(Dataset entries)
▬▬▬▬▬▬▬▬▬▬
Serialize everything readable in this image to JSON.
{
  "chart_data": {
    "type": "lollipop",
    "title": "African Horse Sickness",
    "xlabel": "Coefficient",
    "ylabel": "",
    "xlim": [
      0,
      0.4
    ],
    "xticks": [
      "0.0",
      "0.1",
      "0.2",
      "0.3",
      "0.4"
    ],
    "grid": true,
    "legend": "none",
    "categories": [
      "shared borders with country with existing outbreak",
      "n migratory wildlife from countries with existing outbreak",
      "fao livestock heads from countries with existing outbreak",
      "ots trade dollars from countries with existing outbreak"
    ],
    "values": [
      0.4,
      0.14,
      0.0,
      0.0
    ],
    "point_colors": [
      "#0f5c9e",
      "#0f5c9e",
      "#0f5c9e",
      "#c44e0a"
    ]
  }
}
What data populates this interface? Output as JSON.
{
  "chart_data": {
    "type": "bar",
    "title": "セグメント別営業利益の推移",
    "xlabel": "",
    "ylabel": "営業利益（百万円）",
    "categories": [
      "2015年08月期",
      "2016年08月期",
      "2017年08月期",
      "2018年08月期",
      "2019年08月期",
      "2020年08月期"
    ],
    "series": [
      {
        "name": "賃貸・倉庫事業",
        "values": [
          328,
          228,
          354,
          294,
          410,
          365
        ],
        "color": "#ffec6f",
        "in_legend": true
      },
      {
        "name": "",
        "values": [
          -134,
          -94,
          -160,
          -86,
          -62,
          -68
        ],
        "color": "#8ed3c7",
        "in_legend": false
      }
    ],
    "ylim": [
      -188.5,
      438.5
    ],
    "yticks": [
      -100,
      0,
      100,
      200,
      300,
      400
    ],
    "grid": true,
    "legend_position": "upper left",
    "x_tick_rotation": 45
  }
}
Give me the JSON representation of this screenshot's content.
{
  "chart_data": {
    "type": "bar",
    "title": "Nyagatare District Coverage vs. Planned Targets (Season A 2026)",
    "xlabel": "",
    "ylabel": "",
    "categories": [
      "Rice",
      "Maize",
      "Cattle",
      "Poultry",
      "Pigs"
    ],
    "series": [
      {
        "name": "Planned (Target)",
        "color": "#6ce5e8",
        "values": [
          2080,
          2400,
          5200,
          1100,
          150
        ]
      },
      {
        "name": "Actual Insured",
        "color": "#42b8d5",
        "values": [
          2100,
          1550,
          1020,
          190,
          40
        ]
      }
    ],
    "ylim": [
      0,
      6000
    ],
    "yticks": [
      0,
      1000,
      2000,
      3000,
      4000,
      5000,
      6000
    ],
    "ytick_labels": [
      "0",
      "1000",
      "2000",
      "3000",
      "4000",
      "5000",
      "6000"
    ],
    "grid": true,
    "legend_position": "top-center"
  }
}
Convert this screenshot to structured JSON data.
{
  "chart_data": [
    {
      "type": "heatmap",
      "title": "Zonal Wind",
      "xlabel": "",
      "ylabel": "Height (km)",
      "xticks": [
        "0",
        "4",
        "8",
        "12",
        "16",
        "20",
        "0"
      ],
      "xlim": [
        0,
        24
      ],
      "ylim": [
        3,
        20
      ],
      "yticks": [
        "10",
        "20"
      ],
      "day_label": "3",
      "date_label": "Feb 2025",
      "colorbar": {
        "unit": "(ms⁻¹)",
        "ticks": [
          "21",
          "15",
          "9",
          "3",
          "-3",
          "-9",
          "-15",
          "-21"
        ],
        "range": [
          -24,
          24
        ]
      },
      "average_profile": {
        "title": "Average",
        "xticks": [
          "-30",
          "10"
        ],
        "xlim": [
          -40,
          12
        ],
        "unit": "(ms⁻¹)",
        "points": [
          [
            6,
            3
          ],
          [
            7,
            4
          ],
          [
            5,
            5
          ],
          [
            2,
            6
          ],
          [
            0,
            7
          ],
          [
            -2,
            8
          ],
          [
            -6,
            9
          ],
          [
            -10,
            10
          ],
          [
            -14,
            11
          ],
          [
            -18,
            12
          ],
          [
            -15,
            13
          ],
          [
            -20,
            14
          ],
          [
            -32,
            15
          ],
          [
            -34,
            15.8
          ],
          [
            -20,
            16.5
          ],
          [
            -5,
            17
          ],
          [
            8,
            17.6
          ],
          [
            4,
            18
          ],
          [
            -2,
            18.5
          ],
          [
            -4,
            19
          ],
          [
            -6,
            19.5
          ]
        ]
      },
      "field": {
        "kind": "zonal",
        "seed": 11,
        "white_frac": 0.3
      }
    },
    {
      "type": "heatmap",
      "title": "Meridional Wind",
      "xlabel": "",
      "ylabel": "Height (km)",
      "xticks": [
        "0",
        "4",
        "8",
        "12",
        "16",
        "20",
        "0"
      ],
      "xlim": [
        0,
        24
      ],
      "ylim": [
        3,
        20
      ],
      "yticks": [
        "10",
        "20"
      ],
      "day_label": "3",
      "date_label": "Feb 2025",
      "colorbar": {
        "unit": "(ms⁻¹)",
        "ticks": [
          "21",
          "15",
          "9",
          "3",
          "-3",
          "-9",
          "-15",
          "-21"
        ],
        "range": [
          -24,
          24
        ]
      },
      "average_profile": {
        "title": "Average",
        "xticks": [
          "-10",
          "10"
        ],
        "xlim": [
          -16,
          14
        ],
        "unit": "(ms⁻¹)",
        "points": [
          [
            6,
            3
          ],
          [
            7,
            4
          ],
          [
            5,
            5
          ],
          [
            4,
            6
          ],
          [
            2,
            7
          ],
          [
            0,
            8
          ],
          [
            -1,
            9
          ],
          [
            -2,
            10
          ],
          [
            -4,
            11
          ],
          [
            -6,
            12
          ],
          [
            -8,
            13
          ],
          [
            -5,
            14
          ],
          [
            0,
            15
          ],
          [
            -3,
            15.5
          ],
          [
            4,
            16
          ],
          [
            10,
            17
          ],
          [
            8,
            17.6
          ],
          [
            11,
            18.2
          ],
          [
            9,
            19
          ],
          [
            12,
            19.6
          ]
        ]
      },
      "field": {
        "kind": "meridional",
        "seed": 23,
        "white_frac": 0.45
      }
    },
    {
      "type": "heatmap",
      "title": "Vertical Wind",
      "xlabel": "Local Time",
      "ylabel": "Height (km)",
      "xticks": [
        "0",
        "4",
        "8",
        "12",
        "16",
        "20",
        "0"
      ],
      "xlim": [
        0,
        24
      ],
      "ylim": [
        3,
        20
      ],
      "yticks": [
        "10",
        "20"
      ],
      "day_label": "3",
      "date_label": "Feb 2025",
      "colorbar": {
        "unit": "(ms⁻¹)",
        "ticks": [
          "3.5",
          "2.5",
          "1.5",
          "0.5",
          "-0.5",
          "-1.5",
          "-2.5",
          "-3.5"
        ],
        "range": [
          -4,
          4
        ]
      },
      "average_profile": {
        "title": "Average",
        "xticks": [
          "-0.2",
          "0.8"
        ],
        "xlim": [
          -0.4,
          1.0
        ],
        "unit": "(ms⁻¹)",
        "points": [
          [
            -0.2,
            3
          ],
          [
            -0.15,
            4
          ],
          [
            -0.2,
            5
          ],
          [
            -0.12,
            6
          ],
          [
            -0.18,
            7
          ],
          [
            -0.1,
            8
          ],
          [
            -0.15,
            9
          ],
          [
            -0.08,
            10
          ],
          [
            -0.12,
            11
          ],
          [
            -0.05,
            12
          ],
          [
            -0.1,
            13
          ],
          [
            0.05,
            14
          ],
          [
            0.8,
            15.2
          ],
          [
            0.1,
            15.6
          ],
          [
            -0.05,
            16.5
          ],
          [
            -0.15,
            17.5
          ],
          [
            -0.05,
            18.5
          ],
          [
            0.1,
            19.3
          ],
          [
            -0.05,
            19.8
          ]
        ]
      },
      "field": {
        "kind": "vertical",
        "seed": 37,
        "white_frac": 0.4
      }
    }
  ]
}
▬▬▬▬▬▬▬▬▬▬
◆ DO THIS: Find all lines with "kind" in them and copy each one.

◆ WRITTEN REPLY:
        "kind": "zonal",
        "kind": "meridional",
        "kind": "vertical",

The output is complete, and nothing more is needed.